* Start RECORDS SHOWN *

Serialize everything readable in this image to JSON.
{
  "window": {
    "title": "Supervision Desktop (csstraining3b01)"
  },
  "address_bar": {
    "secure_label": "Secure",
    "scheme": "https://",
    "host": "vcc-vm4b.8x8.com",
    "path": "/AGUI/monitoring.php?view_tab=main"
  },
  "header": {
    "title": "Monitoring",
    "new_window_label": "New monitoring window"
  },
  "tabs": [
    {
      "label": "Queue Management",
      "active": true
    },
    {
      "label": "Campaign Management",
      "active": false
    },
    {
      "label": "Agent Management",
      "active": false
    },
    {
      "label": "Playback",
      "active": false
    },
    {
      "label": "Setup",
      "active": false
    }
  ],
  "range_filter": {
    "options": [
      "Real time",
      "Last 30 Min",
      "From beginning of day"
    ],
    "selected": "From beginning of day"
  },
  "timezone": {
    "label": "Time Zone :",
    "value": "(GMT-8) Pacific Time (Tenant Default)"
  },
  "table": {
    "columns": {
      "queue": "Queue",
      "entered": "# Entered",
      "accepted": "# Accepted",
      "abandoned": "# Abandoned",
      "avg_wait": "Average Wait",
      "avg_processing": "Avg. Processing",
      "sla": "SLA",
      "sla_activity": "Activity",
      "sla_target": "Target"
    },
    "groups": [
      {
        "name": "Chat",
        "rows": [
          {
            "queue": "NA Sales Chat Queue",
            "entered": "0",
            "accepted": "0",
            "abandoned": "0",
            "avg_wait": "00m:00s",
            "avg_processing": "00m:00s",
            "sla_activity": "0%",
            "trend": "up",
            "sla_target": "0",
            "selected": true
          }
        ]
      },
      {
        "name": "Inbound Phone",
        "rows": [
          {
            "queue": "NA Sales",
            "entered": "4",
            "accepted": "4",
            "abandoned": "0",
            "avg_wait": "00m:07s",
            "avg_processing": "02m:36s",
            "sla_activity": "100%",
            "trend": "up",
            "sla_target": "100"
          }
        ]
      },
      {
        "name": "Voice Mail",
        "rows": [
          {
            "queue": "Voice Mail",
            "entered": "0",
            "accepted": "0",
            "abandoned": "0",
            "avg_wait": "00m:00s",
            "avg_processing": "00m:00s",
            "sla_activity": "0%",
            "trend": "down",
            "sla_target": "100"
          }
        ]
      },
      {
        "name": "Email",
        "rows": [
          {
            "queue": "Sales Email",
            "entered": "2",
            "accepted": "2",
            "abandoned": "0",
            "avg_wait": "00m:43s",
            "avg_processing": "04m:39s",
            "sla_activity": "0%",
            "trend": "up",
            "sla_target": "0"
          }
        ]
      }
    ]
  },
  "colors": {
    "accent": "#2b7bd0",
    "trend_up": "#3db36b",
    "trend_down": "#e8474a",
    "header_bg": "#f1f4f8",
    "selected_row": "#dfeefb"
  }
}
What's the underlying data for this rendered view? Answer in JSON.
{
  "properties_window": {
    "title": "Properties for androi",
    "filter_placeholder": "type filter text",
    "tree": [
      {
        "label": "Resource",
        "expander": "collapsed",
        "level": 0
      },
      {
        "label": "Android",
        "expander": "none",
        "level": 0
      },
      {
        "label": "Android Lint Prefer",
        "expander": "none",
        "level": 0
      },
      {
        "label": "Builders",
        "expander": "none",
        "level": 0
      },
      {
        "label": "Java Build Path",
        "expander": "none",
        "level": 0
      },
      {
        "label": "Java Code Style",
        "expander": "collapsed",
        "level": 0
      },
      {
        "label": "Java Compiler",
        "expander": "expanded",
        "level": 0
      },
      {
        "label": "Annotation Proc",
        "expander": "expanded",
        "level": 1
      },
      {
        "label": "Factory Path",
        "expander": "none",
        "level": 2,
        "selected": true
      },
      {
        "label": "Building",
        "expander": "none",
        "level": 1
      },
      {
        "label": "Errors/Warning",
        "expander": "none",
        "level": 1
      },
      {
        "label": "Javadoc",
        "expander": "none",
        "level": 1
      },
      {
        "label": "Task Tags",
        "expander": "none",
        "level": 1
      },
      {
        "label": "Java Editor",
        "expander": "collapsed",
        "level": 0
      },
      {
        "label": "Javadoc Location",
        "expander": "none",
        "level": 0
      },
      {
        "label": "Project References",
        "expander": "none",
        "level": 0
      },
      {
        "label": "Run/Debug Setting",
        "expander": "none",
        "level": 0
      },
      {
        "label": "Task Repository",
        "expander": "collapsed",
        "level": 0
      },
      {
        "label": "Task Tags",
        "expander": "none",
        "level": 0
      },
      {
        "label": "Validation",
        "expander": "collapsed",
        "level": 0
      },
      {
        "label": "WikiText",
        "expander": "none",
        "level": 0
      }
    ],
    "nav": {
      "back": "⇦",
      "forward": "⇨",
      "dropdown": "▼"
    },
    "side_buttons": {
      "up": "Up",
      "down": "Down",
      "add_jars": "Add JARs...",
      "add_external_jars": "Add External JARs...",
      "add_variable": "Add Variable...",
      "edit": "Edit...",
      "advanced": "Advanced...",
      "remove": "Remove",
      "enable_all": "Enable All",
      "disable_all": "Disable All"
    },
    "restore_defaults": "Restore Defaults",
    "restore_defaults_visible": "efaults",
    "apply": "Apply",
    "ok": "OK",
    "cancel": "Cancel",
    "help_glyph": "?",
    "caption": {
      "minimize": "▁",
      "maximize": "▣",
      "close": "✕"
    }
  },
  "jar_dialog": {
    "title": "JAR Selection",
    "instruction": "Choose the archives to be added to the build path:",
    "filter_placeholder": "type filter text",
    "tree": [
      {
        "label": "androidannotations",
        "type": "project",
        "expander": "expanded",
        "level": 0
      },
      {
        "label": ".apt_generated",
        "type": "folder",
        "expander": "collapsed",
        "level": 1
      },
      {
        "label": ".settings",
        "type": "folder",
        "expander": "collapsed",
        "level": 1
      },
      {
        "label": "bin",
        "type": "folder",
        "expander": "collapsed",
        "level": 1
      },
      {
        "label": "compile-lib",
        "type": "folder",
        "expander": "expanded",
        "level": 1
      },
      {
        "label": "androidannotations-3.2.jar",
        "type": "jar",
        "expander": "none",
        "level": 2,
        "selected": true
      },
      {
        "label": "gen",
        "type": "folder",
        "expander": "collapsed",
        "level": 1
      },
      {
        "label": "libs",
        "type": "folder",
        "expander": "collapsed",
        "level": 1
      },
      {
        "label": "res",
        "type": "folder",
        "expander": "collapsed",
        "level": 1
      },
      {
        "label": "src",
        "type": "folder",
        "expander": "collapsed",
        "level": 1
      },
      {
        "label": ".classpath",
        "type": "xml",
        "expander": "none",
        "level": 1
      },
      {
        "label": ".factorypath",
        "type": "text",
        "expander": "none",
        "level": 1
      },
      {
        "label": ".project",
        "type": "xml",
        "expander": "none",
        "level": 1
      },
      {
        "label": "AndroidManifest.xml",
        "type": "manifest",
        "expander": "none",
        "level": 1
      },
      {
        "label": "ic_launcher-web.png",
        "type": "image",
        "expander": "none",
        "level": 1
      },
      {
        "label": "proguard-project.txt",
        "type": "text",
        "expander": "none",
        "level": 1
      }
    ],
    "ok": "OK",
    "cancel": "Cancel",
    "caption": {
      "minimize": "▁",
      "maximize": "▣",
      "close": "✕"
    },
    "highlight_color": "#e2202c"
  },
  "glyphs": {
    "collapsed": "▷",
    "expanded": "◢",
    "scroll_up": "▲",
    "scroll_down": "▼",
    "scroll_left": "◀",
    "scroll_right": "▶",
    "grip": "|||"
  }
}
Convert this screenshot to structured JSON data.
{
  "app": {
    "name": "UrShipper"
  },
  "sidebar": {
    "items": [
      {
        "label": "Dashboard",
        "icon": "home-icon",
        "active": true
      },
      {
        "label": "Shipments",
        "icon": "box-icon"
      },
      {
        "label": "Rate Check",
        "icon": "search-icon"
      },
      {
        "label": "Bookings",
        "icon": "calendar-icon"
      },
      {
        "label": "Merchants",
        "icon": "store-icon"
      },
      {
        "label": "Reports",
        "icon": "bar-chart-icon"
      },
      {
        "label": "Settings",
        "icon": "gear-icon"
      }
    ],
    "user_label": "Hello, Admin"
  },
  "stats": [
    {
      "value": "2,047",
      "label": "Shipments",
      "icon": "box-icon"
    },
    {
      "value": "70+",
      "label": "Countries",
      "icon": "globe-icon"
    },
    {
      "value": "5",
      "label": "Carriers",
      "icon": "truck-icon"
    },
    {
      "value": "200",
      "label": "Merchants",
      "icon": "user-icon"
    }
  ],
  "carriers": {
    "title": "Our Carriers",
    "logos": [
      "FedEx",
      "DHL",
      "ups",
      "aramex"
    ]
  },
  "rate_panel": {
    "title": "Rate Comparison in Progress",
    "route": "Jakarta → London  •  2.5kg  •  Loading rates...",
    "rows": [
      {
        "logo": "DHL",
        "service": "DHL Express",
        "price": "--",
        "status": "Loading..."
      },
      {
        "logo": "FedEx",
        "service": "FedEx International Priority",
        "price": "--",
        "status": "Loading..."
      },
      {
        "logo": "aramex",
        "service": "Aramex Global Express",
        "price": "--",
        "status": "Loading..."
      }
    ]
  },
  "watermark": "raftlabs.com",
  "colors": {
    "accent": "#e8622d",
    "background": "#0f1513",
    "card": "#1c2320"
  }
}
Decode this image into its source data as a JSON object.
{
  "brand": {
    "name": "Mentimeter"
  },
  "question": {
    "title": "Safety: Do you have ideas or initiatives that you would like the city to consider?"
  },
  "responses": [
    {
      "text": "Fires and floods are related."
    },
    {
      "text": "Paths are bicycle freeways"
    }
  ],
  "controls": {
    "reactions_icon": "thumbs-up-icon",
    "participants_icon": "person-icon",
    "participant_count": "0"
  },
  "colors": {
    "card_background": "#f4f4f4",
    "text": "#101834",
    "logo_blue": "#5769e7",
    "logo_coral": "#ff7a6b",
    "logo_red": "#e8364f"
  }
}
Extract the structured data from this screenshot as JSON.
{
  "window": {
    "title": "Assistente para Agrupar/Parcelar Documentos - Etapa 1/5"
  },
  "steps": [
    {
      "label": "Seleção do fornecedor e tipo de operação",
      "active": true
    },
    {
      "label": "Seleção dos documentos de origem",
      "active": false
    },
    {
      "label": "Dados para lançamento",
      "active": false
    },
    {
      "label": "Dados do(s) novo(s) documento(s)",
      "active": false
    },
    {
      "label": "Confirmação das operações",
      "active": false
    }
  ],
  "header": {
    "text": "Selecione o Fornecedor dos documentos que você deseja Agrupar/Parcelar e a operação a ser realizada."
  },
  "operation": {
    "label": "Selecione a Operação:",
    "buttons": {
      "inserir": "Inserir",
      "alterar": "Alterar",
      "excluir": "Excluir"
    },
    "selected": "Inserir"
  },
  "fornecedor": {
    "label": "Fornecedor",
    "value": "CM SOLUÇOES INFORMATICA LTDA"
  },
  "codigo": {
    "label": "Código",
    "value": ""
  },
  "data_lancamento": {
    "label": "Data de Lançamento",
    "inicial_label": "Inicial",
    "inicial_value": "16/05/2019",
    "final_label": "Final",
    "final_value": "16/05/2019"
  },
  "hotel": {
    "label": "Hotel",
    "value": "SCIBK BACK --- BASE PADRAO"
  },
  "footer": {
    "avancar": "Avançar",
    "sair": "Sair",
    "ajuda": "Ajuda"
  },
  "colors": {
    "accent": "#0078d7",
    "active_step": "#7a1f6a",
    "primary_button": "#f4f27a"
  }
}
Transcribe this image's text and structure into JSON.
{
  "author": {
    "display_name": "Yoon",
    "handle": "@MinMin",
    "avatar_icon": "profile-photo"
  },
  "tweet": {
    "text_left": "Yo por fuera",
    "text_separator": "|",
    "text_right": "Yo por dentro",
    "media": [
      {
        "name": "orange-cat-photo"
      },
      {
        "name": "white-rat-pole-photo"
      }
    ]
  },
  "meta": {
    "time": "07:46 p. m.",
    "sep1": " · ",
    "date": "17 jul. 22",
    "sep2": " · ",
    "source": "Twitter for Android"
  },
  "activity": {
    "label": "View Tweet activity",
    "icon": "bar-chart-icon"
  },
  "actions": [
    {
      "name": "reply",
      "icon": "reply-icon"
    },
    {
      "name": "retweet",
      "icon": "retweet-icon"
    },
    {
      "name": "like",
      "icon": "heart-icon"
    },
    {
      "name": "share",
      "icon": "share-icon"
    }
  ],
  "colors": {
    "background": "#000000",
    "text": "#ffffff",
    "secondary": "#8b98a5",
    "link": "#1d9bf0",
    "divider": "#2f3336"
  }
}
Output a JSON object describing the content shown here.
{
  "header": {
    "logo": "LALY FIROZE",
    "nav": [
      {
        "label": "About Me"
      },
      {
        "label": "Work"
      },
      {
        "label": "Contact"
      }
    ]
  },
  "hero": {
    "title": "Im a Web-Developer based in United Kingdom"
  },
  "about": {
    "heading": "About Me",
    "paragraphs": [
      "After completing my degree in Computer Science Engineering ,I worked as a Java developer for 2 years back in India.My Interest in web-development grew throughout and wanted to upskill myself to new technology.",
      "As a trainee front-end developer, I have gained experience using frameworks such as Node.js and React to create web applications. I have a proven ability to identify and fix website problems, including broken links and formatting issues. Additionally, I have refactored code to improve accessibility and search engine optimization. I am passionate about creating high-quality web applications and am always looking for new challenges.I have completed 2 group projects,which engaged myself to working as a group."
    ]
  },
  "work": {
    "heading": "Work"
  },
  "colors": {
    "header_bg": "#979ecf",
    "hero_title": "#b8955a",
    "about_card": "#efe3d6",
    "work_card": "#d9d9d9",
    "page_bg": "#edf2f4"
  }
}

* End RECORDS SHOWN *

**WRITTEN EXERCISE:**
Scan the lines for the string "Management". Pick out every line that has it.

**OUTPUT OF THE EXERCISE:**
      "label": "Queue Management",
      "label": "Campaign Management",
      "label": "Agent Management",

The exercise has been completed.